Entschliessen uns zu einer Wanderung über die Berge zu einem Strand, der früher american villa hiess. Der Weg, ein Eselpfad, führt entlang von Bergkuppen in etwa gleichbleibender Höhe. Nach ein, zwei Stunden sehen wir den Strand und das Haus. Es scheint nicht weit zu sein. Wir verlassen den Weg und versuchen querfeldein abzusteigen. Heide versucht, über Felsen hinunter zu gelangen, muss aber wieder umkehren. Ich gerate in undurchdringbares Dornengebüsch und muss mehrere male umkehren. Ziemlich erschöpfend mit Franzis am Arm. Irgendwie erreichen wir den Strand und rasten im Sand. Ein Stück vom Wasser entfernt liegen wie aufgefädelt kleine Teerkugeln im Sand und werden hin und wieder von den Wellen bewegt. Weiter entfernt liegen grössere, offenbar auch ältere Teerklumpen. Wehe dem, der irrtümlich darauf tritt oder das Handtuch hinlegt.
+++
Gegebene Anweisung =
Beantworte diese Fragen zum Text über die Wanderung zum Strand:
1. Wie hieß der Strand früher?
2. Welche Art von Weg führt entlang der Bergkuppen?
3. Was liegt ein Stück vom Wasser entfernt im Sand?
Die Zeilen werden für die Bearbeitung nicht gebraucht.

Verfügbare Daten =
+++
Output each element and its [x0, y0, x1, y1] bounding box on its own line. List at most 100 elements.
+++
Ergebnis der Aufgabe =
1. Der Strand hieß früher american villa.
2. Es ist ein Eselpfad.
3. Dort liegen wie aufgefädelt kleine Teerkugeln.